══ Data shown

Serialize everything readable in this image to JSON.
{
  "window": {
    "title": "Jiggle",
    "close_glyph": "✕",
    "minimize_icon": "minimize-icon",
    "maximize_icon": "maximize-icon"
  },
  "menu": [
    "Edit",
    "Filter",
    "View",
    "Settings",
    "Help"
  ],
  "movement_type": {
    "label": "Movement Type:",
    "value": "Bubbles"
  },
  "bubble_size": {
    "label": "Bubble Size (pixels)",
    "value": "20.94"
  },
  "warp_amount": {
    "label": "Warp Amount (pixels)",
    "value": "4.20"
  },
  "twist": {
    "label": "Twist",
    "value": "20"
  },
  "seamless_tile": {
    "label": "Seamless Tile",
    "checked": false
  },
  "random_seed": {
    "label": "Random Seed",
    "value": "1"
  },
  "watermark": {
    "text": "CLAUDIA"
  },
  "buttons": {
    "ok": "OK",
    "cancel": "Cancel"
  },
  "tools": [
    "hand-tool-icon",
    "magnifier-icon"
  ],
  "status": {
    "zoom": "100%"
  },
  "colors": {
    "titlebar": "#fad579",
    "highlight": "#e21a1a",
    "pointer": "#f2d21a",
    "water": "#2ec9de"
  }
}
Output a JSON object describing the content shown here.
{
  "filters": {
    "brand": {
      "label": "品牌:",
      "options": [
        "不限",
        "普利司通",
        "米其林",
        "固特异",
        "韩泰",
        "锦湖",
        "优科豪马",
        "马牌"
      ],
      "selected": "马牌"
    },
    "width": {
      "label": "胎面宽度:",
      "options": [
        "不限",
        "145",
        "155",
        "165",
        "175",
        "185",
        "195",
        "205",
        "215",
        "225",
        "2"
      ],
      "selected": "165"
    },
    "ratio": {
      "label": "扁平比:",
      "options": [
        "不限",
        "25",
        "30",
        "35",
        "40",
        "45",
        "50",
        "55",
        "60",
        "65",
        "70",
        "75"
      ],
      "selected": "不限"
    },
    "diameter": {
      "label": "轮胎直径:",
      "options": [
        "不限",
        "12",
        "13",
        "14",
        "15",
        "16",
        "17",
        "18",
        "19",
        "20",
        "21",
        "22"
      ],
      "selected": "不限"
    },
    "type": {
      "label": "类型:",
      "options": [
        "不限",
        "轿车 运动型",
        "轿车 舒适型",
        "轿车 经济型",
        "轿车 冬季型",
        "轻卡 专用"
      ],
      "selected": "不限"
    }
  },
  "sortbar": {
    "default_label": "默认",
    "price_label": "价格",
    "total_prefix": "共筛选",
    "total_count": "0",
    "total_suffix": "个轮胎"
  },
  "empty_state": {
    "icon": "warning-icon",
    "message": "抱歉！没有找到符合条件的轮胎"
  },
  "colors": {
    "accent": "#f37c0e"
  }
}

════
══ Data shown

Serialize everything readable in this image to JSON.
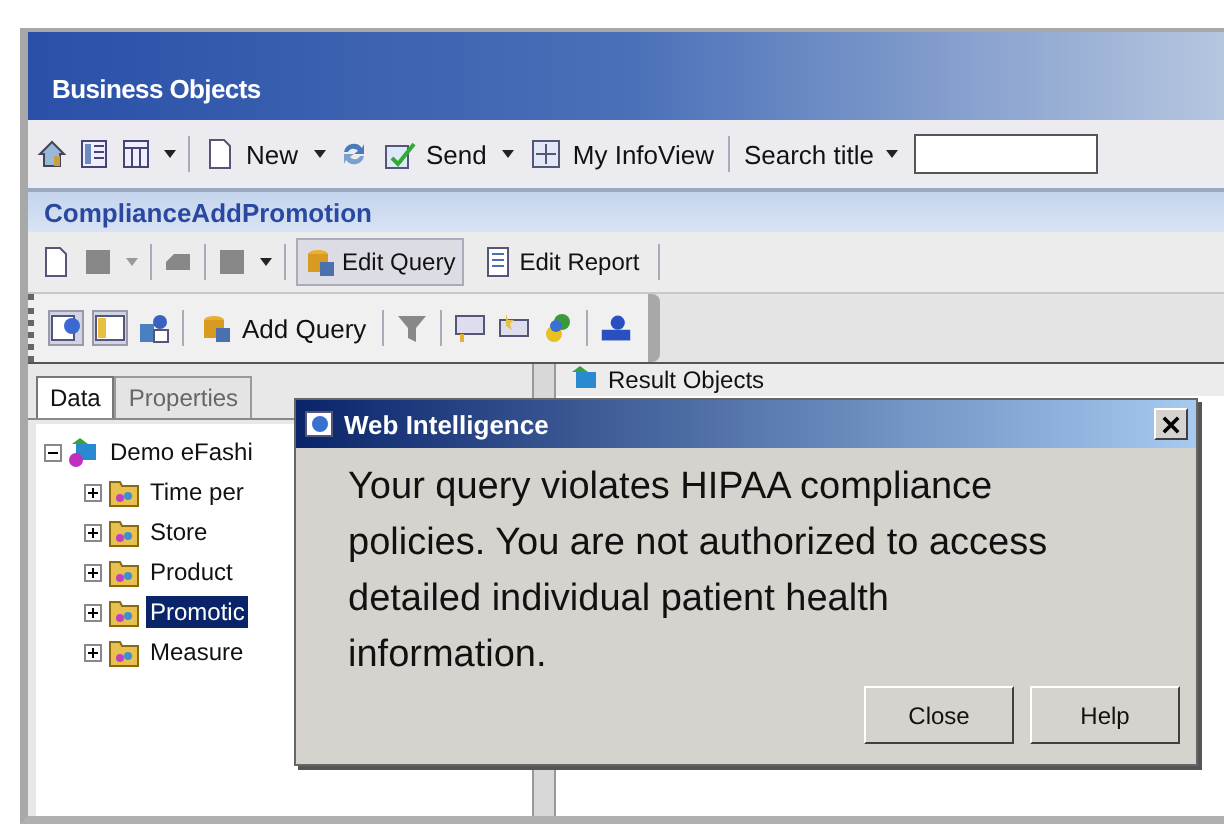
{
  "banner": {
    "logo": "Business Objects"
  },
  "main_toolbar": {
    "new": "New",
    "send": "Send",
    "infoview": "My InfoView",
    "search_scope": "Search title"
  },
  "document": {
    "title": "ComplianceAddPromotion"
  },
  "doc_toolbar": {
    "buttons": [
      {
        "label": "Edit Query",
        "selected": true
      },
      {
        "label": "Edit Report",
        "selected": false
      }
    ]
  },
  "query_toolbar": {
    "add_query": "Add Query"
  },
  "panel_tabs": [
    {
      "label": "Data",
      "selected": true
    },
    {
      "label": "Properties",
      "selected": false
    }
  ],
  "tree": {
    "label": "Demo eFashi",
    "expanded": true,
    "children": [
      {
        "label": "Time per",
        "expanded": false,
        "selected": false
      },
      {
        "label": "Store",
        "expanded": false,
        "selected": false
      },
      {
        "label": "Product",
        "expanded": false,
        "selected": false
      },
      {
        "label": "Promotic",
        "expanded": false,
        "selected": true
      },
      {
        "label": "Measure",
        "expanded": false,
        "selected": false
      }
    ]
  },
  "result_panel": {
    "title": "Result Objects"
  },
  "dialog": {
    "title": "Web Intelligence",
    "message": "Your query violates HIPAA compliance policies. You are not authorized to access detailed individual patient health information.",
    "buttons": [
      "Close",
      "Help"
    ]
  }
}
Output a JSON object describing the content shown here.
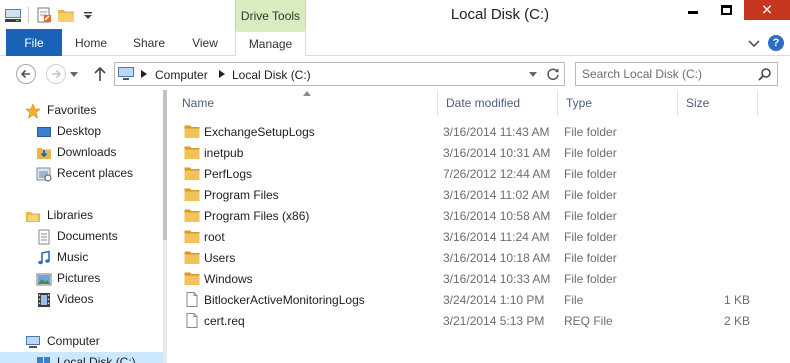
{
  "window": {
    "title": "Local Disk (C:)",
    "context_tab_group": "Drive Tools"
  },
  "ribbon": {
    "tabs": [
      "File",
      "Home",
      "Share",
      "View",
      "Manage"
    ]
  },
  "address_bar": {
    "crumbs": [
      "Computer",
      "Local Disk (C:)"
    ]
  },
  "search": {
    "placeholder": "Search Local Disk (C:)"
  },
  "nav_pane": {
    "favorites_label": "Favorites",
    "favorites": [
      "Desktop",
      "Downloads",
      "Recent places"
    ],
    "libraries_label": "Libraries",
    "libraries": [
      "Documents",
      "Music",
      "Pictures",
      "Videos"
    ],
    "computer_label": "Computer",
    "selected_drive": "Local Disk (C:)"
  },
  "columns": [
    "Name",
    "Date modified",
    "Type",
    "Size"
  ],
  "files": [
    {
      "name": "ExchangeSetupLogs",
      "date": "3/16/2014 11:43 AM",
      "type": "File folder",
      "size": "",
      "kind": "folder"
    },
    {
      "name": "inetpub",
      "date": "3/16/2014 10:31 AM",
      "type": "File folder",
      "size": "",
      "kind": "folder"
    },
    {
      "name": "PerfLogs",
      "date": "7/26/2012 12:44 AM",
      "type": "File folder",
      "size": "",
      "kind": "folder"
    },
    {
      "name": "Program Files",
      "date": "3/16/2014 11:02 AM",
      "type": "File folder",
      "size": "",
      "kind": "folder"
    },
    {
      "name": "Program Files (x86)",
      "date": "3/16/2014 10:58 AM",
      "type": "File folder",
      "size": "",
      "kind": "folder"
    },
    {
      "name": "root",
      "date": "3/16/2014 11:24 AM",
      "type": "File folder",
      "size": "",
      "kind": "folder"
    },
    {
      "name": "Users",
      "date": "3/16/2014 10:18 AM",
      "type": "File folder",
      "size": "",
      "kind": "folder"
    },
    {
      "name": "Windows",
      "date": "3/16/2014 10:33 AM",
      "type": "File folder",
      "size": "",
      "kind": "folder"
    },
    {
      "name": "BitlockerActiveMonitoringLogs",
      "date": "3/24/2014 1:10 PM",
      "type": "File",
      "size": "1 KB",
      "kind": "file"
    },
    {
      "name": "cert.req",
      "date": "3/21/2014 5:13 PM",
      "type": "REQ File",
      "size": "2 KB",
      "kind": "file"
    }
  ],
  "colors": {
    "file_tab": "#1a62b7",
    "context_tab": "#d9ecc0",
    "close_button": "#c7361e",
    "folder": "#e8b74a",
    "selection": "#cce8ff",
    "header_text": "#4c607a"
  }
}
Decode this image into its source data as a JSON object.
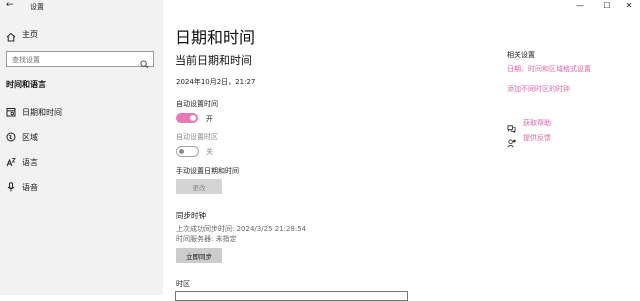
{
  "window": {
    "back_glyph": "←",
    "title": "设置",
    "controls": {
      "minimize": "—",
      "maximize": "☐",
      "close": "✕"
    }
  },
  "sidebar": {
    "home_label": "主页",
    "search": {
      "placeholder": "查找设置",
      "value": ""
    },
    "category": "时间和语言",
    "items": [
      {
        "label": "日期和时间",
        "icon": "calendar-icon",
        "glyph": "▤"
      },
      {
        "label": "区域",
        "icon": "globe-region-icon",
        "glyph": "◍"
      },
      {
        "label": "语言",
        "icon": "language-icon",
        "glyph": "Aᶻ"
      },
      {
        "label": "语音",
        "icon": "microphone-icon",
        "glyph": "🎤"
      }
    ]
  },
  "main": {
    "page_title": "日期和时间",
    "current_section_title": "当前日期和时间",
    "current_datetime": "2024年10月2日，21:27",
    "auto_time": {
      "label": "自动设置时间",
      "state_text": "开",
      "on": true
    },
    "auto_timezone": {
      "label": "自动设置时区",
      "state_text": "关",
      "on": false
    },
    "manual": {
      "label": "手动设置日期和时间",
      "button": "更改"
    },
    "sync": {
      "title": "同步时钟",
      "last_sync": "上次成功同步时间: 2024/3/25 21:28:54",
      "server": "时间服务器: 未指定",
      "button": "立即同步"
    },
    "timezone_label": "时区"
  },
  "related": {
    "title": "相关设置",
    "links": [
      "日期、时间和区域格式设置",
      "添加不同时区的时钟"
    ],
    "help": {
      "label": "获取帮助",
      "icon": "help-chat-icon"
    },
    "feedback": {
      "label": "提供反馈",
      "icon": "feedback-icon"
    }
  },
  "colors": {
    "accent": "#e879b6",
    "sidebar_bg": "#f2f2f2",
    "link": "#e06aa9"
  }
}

════

Please list every line of the records that contains "Disk".

    "title": "Local Disk (C:)",
      "Local Disk (C:)"
    "placeholder": "Search Local Disk (C:)"
    "selected_drive": "Local Disk (C:)"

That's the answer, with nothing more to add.